GIVEN DATA

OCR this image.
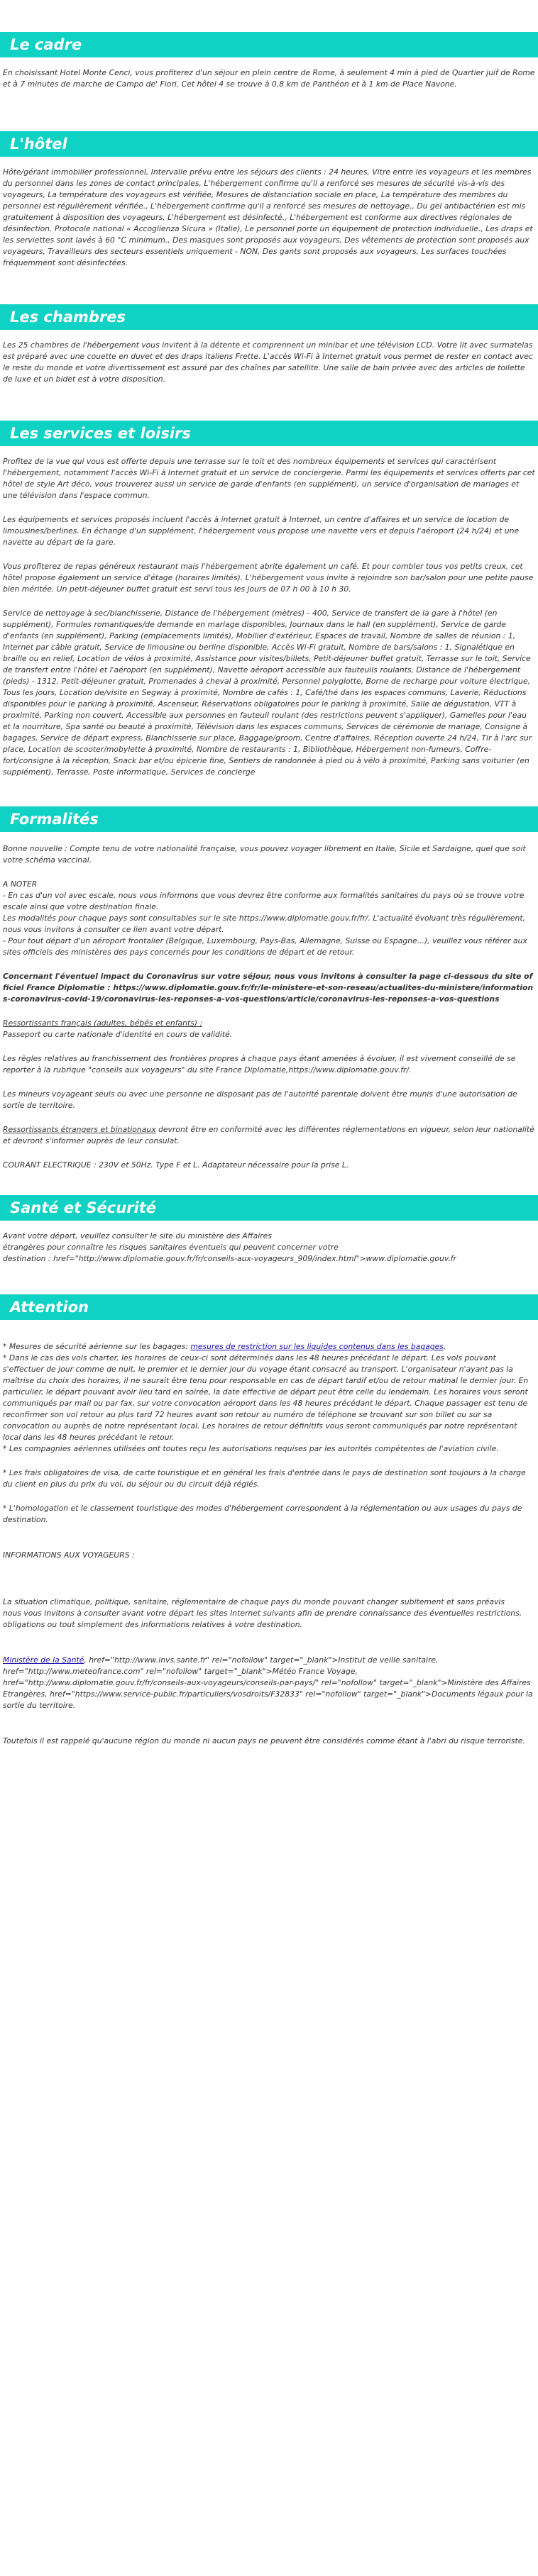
Le cadre

En choisissant Hotel Monte Cenci, vous profiterez d'un séjour en plein centre de Rome, à seulement 4 min à pied de Quartier juif de Rome et à 7 minutes de marche de Campo de' Fiori. Cet hôtel 4 se trouve à 0,8 km de Panthéon et à 1 km de Place Navone.

L'hôtel

Hôte/gérant immobilier professionnel, Intervalle prévu entre les séjours des clients : 24 heures, Vitre entre les voyageurs et les membres du personnel dans les zones de contact principales, L'hébergement confirme qu'il a renforcé ses mesures de sécurité vis-à-vis des voyageurs, La température des voyageurs est vérifiée, Mesures de distanciation sociale en place, La température des membres du personnel est régulièrement vérifiée., L'hébergement confirme qu'il a renforcé ses mesures de nettoyage., Du gel antibactérien est mis gratuitement à disposition des voyageurs, L'hébergement est désinfecté., L'hébergement est conforme aux directives régionales de désinfection. Protocole national « Accoglienza Sicura » (Italie), Le personnel porte un équipement de protection individuelle., Les draps et les serviettes sont lavés à 60 °C minimum., Des masques sont proposés aux voyageurs, Des vêtements de protection sont proposés aux voyageurs, Travailleurs des secteurs essentiels uniquement - NON, Des gants sont proposés aux voyageurs, Les surfaces touchées fréquemment sont désinfectées.

Les chambres

Les 25 chambres de l'hébergement vous invitent à la détente et comprennent un minibar et une télévision LCD. Votre lit avec surmatelas est préparé avec une couette en duvet et des draps italiens Frette. L'accès Wi-Fi à Internet gratuit vous permet de rester en contact avec le reste du monde et votre divertissement est assuré par des chaînes par satellite. Une salle de bain privée avec des articles de toilette de luxe et un bidet est à votre disposition.

Les services et loisirs

Profitez de la vue qui vous est offerte depuis une terrasse sur le toit et des nombreux équipements et services qui caractérisent l'hébergement, notamment l'accès Wi-Fi à Internet gratuit et un service de conciergerie. Parmi les équipements et services offerts par cet hôtel de style Art déco, vous trouverez aussi un service de garde d'enfants (en supplément), un service d'organisation de mariages et une télévision dans l'espace commun.

Les équipements et services proposés incluent l'accès à internet gratuit à Internet, un centre d'affaires et un service de location de limousines/berlines. En échange d'un supplément, l'hébergement vous propose une navette vers et depuis l'aéroport (24 h/24) et une navette au départ de la gare.

Vous profiterez de repas généreux restaurant mais l'hébergement abrite également un café. Et pour combler tous vos petits creux, cet hôtel propose également un service d'étage (horaires limités). L'hébergement vous invite à rejoindre son bar/salon pour une petite pause bien méritée. Un petit-déjeuner buffet gratuit est servi tous les jours de 07 h 00 à 10 h 30.

Service de nettoyage à sec/blanchisserie, Distance de l'hébergement (mètres) - 400, Service de transfert de la gare à l'hôtel (en supplément), Formules romantiques/de demande en mariage disponibles, Journaux dans le hall (en supplément), Service de garde d'enfants (en supplément), Parking (emplacements limités), Mobilier d'extérieur, Espaces de travail, Nombre de salles de réunion : 1, Internet par câble gratuit, Service de limousine ou berline disponible, Accès Wi-Fi gratuit, Nombre de bars/salons : 1, Signalétique en braille ou en relief, Location de vélos à proximité, Assistance pour visites/billets, Petit-déjeuner buffet gratuit, Terrasse sur le toit, Service de transfert entre l'hôtel et l'aéroport (en supplément), Navette aéroport accessible aux fauteuils roulants, Distance de l'hébergement (pieds) - 1312, Petit-déjeuner gratuit, Promenades à cheval à proximité, Personnel polyglotte, Borne de recharge pour voiture électrique, Tous les jours, Location de/visite en Segway à proximité, Nombre de cafés : 1, Café/thé dans les espaces communs, Laverie, Réductions disponibles pour le parking à proximité, Ascenseur, Réservations obligatoires pour le parking à proximité, Salle de dégustation, VTT à proximité, Parking non couvert, Accessible aux personnes en fauteuil roulant (des restrictions peuvent s'appliquer), Gamelles pour l'eau et la nourriture, Spa santé ou beauté à proximité, Télévision dans les espaces communs, Services de cérémonie de mariage, Consigne à bagages, Service de départ express, Blanchisserie sur place, Baggage/groom, Centre d'affaires, Réception ouverte 24 h/24, Tir à l'arc sur place, Location de scooter/mobylette à proximité, Nombre de restaurants : 1, Bibliothèque, Hébergement non-fumeurs, Coffre-fort/consigne à la réception, Snack bar et/ou épicerie fine, Sentiers de randonnée à pied ou à vélo à proximité, Parking sans voiturier (en supplément), Terrasse, Poste informatique, Services de concierge

Formalités

Bonne nouvelle : Compte tenu de votre nationalité française, vous pouvez voyager librement en Italie, Sicile et Sardaigne, quel que soit votre schéma vaccinal.

A NOTER
- En cas d'un vol avec escale, nous vous informons que vous devrez être conforme aux formalités sanitaires du pays où se trouve votre escale ainsi que votre destination finale.
Les modalités pour chaque pays sont consultables sur le site https://www.diplomatie.gouv.fr/fr/. L'actualité évoluant très régulièrement, nous vous invitons à consulter ce lien avant votre départ.
- Pour tout départ d'un aéroport frontalier (Belgique, Luxembourg, Pays-Bas, Allemagne, Suisse ou Espagne...), veuillez vous référer aux sites officiels des ministères des pays concernés pour les conditions de départ et de retour.

Concernant l'éventuel impact du Coronavirus sur votre séjour, nous vous invitons à consulter la page ci-dessous du site officiel France Diplomatie : https://www.diplomatie.gouv.fr/fr/le-ministere-et-son-reseau/actualites-du-ministere/informations-coronavirus-covid-19/coronavirus-les-reponses-a-vos-questions/article/coronavirus-les-reponses-a-vos-questions

Ressortissants français (adultes, bébés et enfants) :
Passeport ou carte nationale d'identité en cours de validité.

Les règles relatives au franchissement des frontières propres à chaque pays étant amenées à évoluer, il est vivement conseillé de se reporter à la rubrique "conseils aux voyageurs" du site France Diplomatie,https://www.diplomatie.gouv.fr/.

Les mineurs voyageant seuls ou avec une personne ne disposant pas de l'autorité parentale doivent être munis d'une autorisation de sortie de territoire.

Ressortissants étrangers et binationaux devront être en conformité avec les différentes réglementations en vigueur, selon leur nationalité et devront s'informer auprès de leur consulat.

COURANT ELECTRIQUE : 230V et 50Hz. Type F et L. Adaptateur nécessaire pour la prise L.

Santé et Sécurité

Avant votre départ, veuillez consulter le site du ministère des Affaires
étrangères pour connaître les risques sanitaires éventuels qui peuvent concerner votre
destination : href="http://www.diplomatie.gouv.fr/fr/conseils-aux-voyageurs_909/index.html">www.diplomatie.gouv.fr

Attention

* Mesures de sécurité aérienne sur les bagages: mesures de restriction sur les liquides contenus dans les bagages.
* Dans le cas des vols charter, les horaires de ceux-ci sont déterminés dans les 48 heures précédant le départ. Les vols pouvant s'effectuer de jour comme de nuit, le premier et le dernier jour du voyage étant consacré au transport. L'organisateur n'ayant pas la maîtrise du choix des horaires, il ne saurait être tenu pour responsable en cas de départ tardif et/ou de retour matinal le dernier jour. En particulier, le départ pouvant avoir lieu tard en soirée, la date effective de départ peut être celle du lendemain. Les horaires vous seront communiqués par mail ou par fax, sur votre convocation aéroport dans les 48 heures précédant le départ. Chaque passager est tenu de reconfirmer son vol retour au plus tard 72 heures avant son retour au numéro de téléphone se trouvant sur son billet ou sur sa convocation ou auprès de notre représentant local. Les horaires de retour définitifs vous seront communiqués par notre représentant local dans les 48 heures précédant le retour.
* Les compagnies aériennes utilisées ont toutes reçu les autorisations requises par les autorités compétentes de l'aviation civile.

* Les frais obligatoires de visa, de carte touristique et en général les frais d'entrée dans le pays de destination sont toujours à la charge du client en plus du prix du vol, du séjour ou du circuit déjà réglés.

* L'homologation et le classement touristique des modes d'hébergement correspondent à la réglementation ou aux usages du pays de destination.

INFORMATIONS AUX VOYAGEURS :

La situation climatique, politique, sanitaire, réglementaire de chaque pays du monde pouvant changer subitement et sans préavis
nous vous invitons à consulter avant votre départ les sites Internet suivants afin de prendre connaissance des éventuelles restrictions, obligations ou tout simplement des informations relatives à votre destination.

Ministère de la Santé, href="http://www.invs.sante.fr" rel="nofollow" target="_blank">Institut de veille sanitaire, href="http://www.meteofrance.com" rel="nofollow" target="_blank">Météo France Voyage, href="http://www.diplomatie.gouv.fr/fr/conseils-aux-voyageurs/conseils-par-pays/" rel="nofollow" target="_blank">Ministère des Affaires Etrangères, href="https://www.service-public.fr/particuliers/vosdroits/F32833" rel="nofollow" target="_blank">Documents légaux pour la sortie du territoire.

Toutefois il est rappelé qu'aucune région du monde ni aucun pays ne peuvent être considérés comme étant à l'abri du risque terroriste.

ACTIVITY
If a line in the data holds the string "relatives", copy that line.

RESULT OF THIS EXERCISE
Les règles relatives au franchissement des frontières propres à chaque pays étant amenées à évoluer, il est vivement conseillé de se reporter à la rubrique "conseils aux voyageurs" du site France Diplomatie,https://www.diplomatie.gouv.fr/.
nous vous invitons à consulter avant votre départ les sites Internet suivants afin de prendre connaissance des éventuelles restrictions, obligations ou tout simplement des informations relatives à votre destination.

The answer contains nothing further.